■ Dataset records:
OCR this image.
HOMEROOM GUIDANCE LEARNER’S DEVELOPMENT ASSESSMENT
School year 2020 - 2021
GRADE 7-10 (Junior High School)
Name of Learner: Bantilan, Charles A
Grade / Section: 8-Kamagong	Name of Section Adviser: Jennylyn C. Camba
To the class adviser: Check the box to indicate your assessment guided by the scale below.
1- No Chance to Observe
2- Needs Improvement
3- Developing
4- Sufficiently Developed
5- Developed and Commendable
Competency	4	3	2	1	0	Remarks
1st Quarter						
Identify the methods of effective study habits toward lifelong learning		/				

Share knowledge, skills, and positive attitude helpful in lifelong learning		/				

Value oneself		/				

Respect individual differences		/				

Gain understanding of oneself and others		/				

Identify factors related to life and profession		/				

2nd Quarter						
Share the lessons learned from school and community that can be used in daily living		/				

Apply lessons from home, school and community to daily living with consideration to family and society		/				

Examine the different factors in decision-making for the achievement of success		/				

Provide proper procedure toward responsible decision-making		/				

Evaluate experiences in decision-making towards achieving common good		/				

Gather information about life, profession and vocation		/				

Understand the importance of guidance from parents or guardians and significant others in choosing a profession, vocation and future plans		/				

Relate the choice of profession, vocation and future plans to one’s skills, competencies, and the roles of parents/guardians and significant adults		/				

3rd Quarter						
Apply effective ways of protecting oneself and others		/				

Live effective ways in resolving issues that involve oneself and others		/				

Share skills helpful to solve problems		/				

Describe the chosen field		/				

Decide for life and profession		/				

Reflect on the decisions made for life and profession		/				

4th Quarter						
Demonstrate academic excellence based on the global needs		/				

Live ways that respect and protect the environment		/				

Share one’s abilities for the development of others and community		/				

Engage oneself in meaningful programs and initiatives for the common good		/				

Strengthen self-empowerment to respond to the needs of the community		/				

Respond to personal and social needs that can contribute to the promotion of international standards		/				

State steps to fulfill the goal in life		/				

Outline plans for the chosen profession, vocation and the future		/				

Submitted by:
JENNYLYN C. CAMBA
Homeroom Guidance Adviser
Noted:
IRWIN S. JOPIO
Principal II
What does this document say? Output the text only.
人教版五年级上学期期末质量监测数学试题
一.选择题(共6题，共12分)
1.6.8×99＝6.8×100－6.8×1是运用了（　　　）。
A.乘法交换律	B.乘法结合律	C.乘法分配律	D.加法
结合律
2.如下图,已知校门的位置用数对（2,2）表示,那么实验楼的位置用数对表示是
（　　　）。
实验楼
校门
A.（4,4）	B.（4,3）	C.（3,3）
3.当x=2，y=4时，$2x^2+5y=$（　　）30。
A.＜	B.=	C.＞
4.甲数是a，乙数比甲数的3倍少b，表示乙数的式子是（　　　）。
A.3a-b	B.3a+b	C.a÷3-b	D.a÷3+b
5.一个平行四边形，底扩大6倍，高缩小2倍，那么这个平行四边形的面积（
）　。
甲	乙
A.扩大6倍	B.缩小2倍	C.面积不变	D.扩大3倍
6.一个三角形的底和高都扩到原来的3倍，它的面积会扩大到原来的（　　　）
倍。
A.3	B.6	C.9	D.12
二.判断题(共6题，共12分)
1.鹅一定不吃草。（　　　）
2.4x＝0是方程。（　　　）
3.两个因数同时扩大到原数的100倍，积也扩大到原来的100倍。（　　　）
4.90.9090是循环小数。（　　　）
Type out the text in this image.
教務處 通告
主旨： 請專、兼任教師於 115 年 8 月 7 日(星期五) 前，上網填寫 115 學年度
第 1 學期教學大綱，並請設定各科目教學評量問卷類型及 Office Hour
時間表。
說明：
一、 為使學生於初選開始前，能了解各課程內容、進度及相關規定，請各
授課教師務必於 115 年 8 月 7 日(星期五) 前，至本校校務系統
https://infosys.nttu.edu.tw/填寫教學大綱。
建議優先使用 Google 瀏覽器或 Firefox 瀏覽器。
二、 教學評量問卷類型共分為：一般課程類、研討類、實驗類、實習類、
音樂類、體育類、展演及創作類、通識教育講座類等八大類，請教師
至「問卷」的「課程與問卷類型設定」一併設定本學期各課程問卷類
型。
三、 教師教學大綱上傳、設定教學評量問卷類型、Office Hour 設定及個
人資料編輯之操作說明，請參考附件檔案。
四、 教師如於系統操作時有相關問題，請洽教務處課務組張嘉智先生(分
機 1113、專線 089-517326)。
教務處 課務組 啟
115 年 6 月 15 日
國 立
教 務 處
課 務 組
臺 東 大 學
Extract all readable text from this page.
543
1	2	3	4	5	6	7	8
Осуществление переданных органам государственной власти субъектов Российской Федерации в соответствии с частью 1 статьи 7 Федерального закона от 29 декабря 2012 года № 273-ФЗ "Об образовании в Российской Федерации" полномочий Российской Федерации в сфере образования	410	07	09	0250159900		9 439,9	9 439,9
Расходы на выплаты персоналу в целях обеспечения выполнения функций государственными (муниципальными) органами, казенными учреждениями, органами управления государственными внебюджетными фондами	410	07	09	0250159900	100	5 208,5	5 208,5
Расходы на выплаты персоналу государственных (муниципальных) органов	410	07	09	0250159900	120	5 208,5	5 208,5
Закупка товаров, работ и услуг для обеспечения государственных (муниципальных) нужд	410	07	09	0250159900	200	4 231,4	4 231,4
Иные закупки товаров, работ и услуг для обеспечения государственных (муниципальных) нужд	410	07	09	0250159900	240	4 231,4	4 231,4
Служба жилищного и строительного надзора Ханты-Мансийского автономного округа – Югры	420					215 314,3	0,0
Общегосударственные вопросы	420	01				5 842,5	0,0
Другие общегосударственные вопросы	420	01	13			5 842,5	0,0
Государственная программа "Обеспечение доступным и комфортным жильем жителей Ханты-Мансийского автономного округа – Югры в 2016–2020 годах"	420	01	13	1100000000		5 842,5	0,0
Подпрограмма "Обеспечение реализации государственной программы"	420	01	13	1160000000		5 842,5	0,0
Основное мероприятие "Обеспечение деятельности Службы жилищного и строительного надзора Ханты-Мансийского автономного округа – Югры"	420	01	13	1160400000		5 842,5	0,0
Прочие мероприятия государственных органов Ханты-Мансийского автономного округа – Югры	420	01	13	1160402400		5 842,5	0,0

■ Exercise task:
The required output is the exact sequence of lines from the one containing "Extract all readable text from this page." through the end of the listing, both endpoints included.

■ Full solution:
Extract all readable text from this page.
543
1	2	3	4	5	6	7	8
Осуществление переданных органам государственной власти субъектов Российской Федерации в соответствии с частью 1 статьи 7 Федерального закона от 29 декабря 2012 года № 273-ФЗ "Об образовании в Российской Федерации" полномочий Российской Федерации в сфере образования	410	07	09	0250159900		9 439,9	9 439,9
Расходы на выплаты персоналу в целях обеспечения выполнения функций государственными (муниципальными) органами, казенными учреждениями, органами управления государственными внебюджетными фондами	410	07	09	0250159900	100	5 208,5	5 208,5
Расходы на выплаты персоналу государственных (муниципальных) органов	410	07	09	0250159900	120	5 208,5	5 208,5
Закупка товаров, работ и услуг для обеспечения государственных (муниципальных) нужд	410	07	09	0250159900	200	4 231,4	4 231,4
Иные закупки товаров, работ и услуг для обеспечения государственных (муниципальных) нужд	410	07	09	0250159900	240	4 231,4	4 231,4
Служба жилищного и строительного надзора Ханты-Мансийского автономного округа – Югры	420					215 314,3	0,0
Общегосударственные вопросы	420	01				5 842,5	0,0
Другие общегосударственные вопросы	420	01	13			5 842,5	0,0
Государственная программа "Обеспечение доступным и комфортным жильем жителей Ханты-Мансийского автономного округа – Югры в 2016–2020 годах"	420	01	13	1100000000		5 842,5	0,0
Подпрограмма "Обеспечение реализации государственной программы"	420	01	13	1160000000		5 842,5	0,0
Основное мероприятие "Обеспечение деятельности Службы жилищного и строительного надзора Ханты-Мансийского автономного округа – Югры"	420	01	13	1160400000		5 842,5	0,0
Прочие мероприятия государственных органов Ханты-Мансийского автономного округа – Югры	420	01	13	1160402400		5 842,5	0,0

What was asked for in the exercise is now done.